■ EXERCISE OBJECTIVE: Copy out each line that has "khai" in it.

■ RECORD EXCERPTS:
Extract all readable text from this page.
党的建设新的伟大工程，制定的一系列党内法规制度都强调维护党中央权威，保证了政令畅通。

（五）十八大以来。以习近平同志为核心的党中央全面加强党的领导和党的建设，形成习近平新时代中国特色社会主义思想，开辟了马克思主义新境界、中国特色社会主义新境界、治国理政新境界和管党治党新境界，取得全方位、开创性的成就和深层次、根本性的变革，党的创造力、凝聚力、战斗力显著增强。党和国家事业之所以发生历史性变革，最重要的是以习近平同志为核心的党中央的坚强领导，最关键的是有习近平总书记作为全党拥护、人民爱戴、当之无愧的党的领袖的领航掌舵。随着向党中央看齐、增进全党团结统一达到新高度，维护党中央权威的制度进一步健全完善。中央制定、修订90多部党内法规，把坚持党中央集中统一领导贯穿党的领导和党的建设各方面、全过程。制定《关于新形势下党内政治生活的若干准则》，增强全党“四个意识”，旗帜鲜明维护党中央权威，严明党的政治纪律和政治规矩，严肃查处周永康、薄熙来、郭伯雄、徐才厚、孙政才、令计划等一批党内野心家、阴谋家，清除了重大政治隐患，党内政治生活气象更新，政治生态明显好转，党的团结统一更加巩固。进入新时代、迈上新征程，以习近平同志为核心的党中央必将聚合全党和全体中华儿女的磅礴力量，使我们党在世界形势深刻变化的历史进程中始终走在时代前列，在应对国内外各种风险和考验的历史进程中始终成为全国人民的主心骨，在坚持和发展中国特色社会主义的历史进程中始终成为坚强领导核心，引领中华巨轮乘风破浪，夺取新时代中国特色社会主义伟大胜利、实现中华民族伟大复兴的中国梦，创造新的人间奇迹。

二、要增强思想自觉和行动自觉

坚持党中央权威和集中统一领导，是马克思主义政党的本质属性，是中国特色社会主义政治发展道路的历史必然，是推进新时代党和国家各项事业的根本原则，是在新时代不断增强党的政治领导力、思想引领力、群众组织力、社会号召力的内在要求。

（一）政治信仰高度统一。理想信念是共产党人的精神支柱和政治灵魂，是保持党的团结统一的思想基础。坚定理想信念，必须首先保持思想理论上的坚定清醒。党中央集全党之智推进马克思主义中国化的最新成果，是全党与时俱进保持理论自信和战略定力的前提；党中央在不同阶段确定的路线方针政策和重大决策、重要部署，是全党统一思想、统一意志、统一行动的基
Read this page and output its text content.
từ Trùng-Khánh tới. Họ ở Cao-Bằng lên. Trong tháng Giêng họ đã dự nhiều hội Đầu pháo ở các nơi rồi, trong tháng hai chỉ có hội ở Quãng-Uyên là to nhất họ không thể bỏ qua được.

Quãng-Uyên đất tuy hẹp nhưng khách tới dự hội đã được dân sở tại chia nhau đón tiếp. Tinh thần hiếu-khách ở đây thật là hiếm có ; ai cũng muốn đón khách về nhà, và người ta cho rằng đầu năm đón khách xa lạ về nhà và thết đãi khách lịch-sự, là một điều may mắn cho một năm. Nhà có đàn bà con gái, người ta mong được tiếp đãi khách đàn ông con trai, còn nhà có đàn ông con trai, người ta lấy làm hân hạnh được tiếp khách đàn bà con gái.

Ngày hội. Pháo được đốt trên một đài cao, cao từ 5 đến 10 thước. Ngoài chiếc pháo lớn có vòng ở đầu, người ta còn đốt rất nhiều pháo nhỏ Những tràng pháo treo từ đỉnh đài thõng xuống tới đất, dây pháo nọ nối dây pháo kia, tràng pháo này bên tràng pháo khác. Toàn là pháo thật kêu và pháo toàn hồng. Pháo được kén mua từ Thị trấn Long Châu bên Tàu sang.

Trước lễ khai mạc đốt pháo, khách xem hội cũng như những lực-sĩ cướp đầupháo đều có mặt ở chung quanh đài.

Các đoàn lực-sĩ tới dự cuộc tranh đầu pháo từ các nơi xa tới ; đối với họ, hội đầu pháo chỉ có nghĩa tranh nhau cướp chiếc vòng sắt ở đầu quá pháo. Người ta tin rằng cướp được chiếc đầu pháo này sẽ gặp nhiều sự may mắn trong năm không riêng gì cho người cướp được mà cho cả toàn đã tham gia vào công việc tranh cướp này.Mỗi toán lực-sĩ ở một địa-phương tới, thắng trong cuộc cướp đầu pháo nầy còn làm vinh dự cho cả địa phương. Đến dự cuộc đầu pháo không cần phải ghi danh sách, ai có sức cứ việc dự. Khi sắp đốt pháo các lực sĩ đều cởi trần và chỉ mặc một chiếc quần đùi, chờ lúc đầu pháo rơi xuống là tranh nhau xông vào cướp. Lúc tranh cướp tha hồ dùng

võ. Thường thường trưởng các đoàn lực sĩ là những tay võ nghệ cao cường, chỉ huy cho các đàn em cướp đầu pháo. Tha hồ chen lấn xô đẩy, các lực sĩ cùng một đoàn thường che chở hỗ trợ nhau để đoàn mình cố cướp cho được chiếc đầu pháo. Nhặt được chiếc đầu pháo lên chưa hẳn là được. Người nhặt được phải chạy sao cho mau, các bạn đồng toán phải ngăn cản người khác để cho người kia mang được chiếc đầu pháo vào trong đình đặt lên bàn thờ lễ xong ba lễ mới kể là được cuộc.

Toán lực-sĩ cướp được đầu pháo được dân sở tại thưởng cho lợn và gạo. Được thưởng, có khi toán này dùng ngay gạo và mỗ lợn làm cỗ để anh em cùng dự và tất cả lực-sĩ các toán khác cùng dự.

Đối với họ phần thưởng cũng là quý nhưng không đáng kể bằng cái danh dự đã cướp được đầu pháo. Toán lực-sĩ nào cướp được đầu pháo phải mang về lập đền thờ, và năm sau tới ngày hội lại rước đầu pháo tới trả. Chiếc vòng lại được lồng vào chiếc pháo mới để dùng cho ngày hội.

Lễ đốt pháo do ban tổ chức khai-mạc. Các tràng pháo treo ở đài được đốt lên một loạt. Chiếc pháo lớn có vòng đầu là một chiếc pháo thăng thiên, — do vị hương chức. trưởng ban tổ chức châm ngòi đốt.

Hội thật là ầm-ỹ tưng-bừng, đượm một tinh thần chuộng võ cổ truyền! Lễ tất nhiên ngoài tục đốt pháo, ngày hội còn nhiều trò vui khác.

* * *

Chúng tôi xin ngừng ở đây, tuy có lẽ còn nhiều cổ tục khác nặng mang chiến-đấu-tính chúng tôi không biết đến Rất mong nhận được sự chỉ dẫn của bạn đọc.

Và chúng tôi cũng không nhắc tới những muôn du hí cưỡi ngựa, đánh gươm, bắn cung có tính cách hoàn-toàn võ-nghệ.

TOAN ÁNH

■ RESPONSE TO THE TASK:
Trước lễ khai mạc đốt pháo, khách xem hội cũng như những lực-sĩ cướp đầupháo đều có mặt ở chung quanh đài.
Lễ đốt pháo do ban tổ chức khai-mạc. Các tràng pháo treo ở đài được đốt lên một loạt. Chiếc pháo lớn có vòng đầu là một chiếc pháo thăng thiên, — do vị hương chức. trưởng ban tổ chức châm ngòi đốt.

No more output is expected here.